Write out every entry word for word.

++++++++++++++++++++

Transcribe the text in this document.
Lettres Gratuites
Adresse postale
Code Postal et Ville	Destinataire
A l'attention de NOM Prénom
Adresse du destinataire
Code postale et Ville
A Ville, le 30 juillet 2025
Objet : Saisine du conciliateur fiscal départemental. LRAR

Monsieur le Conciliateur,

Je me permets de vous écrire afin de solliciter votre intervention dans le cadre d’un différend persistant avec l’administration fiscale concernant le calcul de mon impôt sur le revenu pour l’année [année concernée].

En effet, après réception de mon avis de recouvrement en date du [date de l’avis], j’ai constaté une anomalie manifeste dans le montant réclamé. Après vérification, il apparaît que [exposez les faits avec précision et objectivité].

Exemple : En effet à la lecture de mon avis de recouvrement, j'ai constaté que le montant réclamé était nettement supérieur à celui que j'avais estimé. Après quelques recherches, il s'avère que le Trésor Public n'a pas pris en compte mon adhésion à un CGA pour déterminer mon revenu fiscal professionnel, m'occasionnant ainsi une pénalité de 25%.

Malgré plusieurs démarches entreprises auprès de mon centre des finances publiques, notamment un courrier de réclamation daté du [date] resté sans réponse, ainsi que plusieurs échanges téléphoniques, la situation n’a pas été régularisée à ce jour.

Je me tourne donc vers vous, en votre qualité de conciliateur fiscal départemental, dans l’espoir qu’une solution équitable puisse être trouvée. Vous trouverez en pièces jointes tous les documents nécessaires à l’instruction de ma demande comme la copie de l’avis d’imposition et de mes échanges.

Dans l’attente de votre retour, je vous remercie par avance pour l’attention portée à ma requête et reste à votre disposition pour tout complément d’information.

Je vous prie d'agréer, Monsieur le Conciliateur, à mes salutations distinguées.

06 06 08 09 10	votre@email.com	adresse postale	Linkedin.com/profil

++++++++++++++++++++

Completed task:
Transcribe the text in this document.
Lettres Gratuites
Adresse postale
Code Postal et Ville	Destinataire
A l'attention de NOM Prénom
Adresse du destinataire
Code postale et Ville
A Ville, le 30 juillet 2025
Objet : Saisine du conciliateur fiscal départemental. LRAR

Monsieur le Conciliateur,

Je me permets de vous écrire afin de solliciter votre intervention dans le cadre d’un différend persistant avec l’administration fiscale concernant le calcul de mon impôt sur le revenu pour l’année [année concernée].

En effet, après réception de mon avis de recouvrement en date du [date de l’avis], j’ai constaté une anomalie manifeste dans le montant réclamé. Après vérification, il apparaît que [exposez les faits avec précision et objectivité].

Exemple : En effet à la lecture de mon avis de recouvrement, j'ai constaté que le montant réclamé était nettement supérieur à celui que j'avais estimé. Après quelques recherches, il s'avère que le Trésor Public n'a pas pris en compte mon adhésion à un CGA pour déterminer mon revenu fiscal professionnel, m'occasionnant ainsi une pénalité de 25%.

Malgré plusieurs démarches entreprises auprès de mon centre des finances publiques, notamment un courrier de réclamation daté du [date] resté sans réponse, ainsi que plusieurs échanges téléphoniques, la situation n’a pas été régularisée à ce jour.

Je me tourne donc vers vous, en votre qualité de conciliateur fiscal départemental, dans l’espoir qu’une solution équitable puisse être trouvée. Vous trouverez en pièces jointes tous les documents nécessaires à l’instruction de ma demande comme la copie de l’avis d’imposition et de mes échanges.

Dans l’attente de votre retour, je vous remercie par avance pour l’attention portée à ma requête et reste à votre disposition pour tout complément d’information.

Je vous prie d'agréer, Monsieur le Conciliateur, à mes salutations distinguées.

06 06 08 09 10	votre@email.com	adresse postale	Linkedin.com/profil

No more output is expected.